Stored items
········

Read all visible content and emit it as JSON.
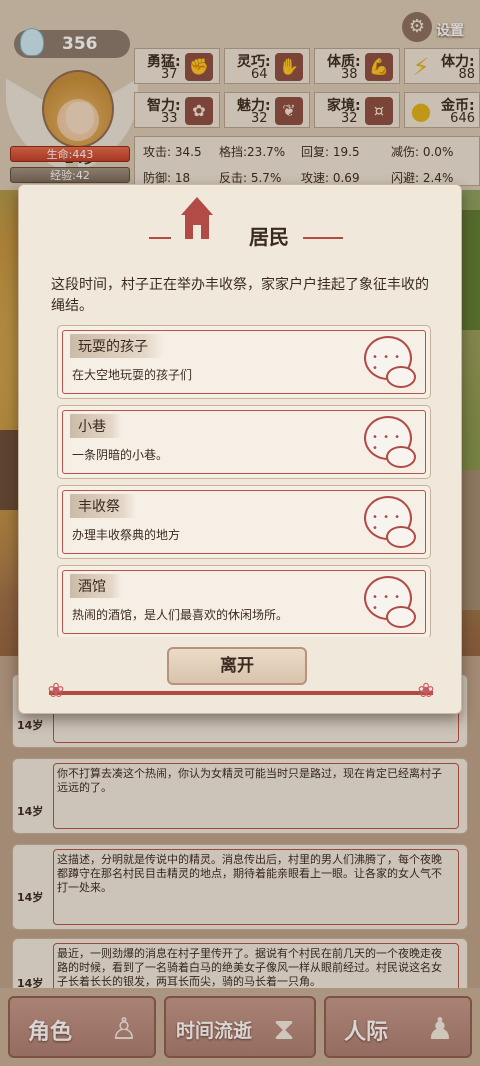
{
  "settings_label": "设置",
  "player": {
    "spirit_count": "356",
    "age": "14岁",
    "hp": "生命:443",
    "xp": "经验:42"
  },
  "stats": [
    {
      "name": "勇猛:",
      "value": "37",
      "icon": "fist-icon",
      "glyph": "✊"
    },
    {
      "name": "灵巧:",
      "value": "64",
      "icon": "hand-icon",
      "glyph": "✋"
    },
    {
      "name": "体质:",
      "value": "38",
      "icon": "arm-icon",
      "glyph": "💪"
    },
    {
      "name": "智力:",
      "value": "33",
      "icon": "brain-icon",
      "glyph": "✿"
    },
    {
      "name": "魅力:",
      "value": "32",
      "icon": "heart-icon",
      "glyph": "❦"
    },
    {
      "name": "家境:",
      "value": "32",
      "icon": "money-icon",
      "glyph": "¤"
    }
  ],
  "resources": [
    {
      "name": "体力:",
      "value": "88",
      "icon": "lightning-icon",
      "glyph": "⚡"
    },
    {
      "name": "金币:",
      "value": "646",
      "icon": "coin-icon",
      "glyph": "●"
    }
  ],
  "combat": {
    "row1": [
      {
        "label": "攻击: 34.5"
      },
      {
        "label": "格挡:23.7%"
      },
      {
        "label": "回复:   19.5"
      },
      {
        "label": "减伤: 0.0%"
      }
    ],
    "row2": [
      {
        "label": "防御:   18"
      },
      {
        "label": "反击: 5.7%"
      },
      {
        "label": "攻速: 0.69"
      },
      {
        "label": "闪避: 2.4%"
      }
    ]
  },
  "dialog": {
    "title": "居民",
    "description": "这段时间，村子正在举办丰收祭，家家户户挂起了象征丰收的绳结。",
    "options": [
      {
        "title": "玩耍的孩子",
        "desc": "在大空地玩耍的孩子们"
      },
      {
        "title": "小巷",
        "desc": "一条阴暗的小巷。"
      },
      {
        "title": "丰收祭",
        "desc": "办理丰收祭典的地方"
      },
      {
        "title": "酒馆",
        "desc": "热闹的酒馆，是人们最喜欢的休闲场所。"
      }
    ],
    "leave_label": "离开"
  },
  "log": [
    {
      "age": "14岁",
      "text": ""
    },
    {
      "age": "14岁",
      "text": "你不打算去凑这个热闹，你认为女精灵可能当时只是路过，现在肯定已经离村子远远的了。"
    },
    {
      "age": "14岁",
      "text": "这描述，分明就是传说中的精灵。消息传出后，村里的男人们沸腾了，每个夜晚都蹲守在那名村民目击精灵的地点，期待着能亲眼看上一眼。让各家的女人气不打一处来。"
    },
    {
      "age": "14岁",
      "text": "最近，一则劲爆的消息在村子里传开了。据说有个村民在前几天的一个夜晚走夜路的时候，看到了一名骑着白马的绝美女子像风一样从眼前经过。村民说这名女子长着长长的银发，两耳长而尖，骑的马长着一只角。"
    }
  ],
  "nav": [
    {
      "label": "角色",
      "icon": "character-icon"
    },
    {
      "label": "时间流逝",
      "icon": "hourglass-icon"
    },
    {
      "label": "人际",
      "icon": "people-icon"
    }
  ]
}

········

■ **Problem to work on**:
Select every line in the material above where the string "title" occurs, and copy it.

■ **Reply**:
    "title": "居民",
        "title": "玩耍的孩子",
        "title": "小巷",
        "title": "丰收祭",
        "title": "酒馆",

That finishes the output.